BEGIN
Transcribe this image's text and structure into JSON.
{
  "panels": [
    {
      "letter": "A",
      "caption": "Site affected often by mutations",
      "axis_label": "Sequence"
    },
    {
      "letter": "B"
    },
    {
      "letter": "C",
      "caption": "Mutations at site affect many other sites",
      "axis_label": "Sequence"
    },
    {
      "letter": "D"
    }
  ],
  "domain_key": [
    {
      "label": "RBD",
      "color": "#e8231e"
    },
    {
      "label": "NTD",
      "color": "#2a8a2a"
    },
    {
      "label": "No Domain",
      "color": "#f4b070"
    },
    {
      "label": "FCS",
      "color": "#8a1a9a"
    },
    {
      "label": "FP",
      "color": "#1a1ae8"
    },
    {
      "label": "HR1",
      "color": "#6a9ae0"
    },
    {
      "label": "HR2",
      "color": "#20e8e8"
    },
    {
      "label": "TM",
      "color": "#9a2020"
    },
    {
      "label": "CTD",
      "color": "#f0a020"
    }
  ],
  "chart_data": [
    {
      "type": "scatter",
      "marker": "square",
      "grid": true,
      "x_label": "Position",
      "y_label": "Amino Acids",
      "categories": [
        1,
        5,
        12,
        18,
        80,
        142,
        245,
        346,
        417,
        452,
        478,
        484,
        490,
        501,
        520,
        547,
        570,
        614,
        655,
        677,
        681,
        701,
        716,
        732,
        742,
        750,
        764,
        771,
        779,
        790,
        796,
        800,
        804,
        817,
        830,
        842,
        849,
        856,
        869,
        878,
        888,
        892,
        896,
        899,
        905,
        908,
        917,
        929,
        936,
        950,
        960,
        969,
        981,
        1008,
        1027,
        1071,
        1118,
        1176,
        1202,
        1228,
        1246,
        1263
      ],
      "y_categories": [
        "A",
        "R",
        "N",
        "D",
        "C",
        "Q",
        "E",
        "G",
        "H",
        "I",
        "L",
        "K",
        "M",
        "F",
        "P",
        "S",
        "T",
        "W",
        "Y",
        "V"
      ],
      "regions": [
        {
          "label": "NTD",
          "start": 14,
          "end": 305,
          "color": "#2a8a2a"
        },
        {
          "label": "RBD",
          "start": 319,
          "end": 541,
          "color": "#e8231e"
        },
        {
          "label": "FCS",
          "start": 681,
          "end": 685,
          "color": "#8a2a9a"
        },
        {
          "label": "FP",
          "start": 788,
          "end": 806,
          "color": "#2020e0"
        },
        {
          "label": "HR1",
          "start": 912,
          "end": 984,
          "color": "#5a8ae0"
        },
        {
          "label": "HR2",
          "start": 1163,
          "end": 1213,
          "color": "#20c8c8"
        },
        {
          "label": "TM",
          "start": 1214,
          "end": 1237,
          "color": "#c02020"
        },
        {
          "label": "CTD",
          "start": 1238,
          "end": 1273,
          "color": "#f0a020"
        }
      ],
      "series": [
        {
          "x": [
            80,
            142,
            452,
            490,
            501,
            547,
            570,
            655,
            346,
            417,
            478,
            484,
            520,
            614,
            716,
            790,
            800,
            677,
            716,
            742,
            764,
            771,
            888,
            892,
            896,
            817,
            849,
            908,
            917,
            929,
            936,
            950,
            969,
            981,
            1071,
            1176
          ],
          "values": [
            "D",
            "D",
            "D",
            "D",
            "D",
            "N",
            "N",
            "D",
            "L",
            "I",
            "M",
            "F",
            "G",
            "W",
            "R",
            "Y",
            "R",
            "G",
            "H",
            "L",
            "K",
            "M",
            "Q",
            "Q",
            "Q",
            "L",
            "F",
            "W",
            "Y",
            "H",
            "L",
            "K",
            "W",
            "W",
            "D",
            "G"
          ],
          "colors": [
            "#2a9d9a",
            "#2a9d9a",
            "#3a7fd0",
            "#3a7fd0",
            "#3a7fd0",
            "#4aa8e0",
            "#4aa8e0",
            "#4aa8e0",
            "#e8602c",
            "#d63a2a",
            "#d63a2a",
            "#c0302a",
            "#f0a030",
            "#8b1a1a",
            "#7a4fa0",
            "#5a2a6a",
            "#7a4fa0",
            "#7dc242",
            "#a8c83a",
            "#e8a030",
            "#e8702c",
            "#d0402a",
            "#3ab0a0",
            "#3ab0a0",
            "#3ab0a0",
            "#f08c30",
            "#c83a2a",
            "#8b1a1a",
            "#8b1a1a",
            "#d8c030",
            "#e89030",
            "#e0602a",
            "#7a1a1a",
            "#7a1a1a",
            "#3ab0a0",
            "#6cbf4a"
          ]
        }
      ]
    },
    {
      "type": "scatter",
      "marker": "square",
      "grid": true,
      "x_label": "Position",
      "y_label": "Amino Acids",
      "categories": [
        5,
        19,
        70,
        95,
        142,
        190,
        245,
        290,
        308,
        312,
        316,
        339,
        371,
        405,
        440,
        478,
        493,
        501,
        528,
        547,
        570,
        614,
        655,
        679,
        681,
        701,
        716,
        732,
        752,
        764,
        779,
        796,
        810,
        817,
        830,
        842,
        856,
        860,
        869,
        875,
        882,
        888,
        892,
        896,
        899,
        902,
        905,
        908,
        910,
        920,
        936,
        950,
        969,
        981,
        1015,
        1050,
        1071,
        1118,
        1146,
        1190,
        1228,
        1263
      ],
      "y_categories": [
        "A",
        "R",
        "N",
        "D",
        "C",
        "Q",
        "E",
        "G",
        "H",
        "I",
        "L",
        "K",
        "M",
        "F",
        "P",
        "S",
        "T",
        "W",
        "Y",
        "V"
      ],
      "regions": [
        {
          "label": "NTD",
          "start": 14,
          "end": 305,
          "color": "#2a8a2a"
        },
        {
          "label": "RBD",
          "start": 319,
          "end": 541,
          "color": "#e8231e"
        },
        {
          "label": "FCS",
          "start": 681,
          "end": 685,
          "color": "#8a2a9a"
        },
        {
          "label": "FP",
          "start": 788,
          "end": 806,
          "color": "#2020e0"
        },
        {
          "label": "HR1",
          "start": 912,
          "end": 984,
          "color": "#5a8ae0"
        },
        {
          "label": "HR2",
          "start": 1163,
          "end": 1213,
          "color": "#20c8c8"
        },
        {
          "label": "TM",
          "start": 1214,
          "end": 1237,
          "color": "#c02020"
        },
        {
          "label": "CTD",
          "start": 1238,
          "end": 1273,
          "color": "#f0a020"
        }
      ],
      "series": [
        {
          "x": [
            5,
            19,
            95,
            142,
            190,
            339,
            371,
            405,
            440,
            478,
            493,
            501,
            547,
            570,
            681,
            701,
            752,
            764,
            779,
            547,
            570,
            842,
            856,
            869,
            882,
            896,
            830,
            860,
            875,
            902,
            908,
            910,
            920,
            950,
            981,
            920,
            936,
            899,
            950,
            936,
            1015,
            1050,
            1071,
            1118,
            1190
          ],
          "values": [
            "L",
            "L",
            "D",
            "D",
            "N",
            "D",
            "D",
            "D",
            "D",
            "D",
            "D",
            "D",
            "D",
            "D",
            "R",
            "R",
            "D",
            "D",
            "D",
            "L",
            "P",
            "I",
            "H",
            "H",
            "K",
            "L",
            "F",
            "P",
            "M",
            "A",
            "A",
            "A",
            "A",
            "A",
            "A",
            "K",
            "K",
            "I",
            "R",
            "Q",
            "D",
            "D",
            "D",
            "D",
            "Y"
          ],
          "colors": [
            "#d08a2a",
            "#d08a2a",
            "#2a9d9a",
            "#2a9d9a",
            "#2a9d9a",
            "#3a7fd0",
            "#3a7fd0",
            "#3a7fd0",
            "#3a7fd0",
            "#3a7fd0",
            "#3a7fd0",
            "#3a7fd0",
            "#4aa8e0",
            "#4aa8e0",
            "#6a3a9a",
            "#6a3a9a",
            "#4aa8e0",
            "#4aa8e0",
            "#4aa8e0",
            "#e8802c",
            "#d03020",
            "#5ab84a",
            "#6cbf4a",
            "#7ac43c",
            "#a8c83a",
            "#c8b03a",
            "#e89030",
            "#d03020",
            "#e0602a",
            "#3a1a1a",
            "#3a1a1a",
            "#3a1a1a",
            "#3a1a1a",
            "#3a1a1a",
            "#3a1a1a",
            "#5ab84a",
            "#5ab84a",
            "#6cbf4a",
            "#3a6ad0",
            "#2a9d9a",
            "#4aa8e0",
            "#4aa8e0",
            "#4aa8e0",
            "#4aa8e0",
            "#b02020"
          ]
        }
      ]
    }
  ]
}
END
Go through the preceding material and copy each line that has the word "caption".

      "caption": "Site affected often by mutations",
      "caption": "Mutations at site affect many other sites",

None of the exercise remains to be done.